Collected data
# # # # # # #
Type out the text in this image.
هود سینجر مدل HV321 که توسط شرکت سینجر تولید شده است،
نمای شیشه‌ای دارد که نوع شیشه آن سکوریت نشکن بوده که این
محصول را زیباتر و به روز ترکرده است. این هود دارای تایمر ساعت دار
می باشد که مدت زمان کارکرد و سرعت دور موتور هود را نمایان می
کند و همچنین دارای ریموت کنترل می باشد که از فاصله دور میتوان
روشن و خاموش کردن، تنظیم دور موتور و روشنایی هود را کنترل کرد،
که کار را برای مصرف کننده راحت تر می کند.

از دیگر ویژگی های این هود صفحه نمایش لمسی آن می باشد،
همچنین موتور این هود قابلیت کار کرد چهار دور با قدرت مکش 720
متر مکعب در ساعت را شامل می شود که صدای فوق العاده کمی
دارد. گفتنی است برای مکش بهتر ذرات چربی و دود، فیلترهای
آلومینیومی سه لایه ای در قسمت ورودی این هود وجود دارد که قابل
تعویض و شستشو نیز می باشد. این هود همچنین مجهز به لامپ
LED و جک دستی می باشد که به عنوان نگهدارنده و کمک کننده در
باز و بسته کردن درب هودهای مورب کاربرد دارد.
# # # # # # #
EXERCISE DETAILS
Give back all the data exactly as written.

EXERCISE SOLUTION
Type out the text in this image.
هود سینجر مدل HV321 که توسط شرکت سینجر تولید شده است،
نمای شیشه‌ای دارد که نوع شیشه آن سکوریت نشکن بوده که این
محصول را زیباتر و به روز ترکرده است. این هود دارای تایمر ساعت دار
می باشد که مدت زمان کارکرد و سرعت دور موتور هود را نمایان می
کند و همچنین دارای ریموت کنترل می باشد که از فاصله دور میتوان
روشن و خاموش کردن، تنظیم دور موتور و روشنایی هود را کنترل کرد،
که کار را برای مصرف کننده راحت تر می کند.

از دیگر ویژگی های این هود صفحه نمایش لمسی آن می باشد،
همچنین موتور این هود قابلیت کار کرد چهار دور با قدرت مکش 720
متر مکعب در ساعت را شامل می شود که صدای فوق العاده کمی
دارد. گفتنی است برای مکش بهتر ذرات چربی و دود، فیلترهای
آلومینیومی سه لایه ای در قسمت ورودی این هود وجود دارد که قابل
تعویض و شستشو نیز می باشد. این هود همچنین مجهز به لامپ
LED و جک دستی می باشد که به عنوان نگهدارنده و کمک کننده در
باز و بسته کردن درب هودهای مورب کاربرد دارد.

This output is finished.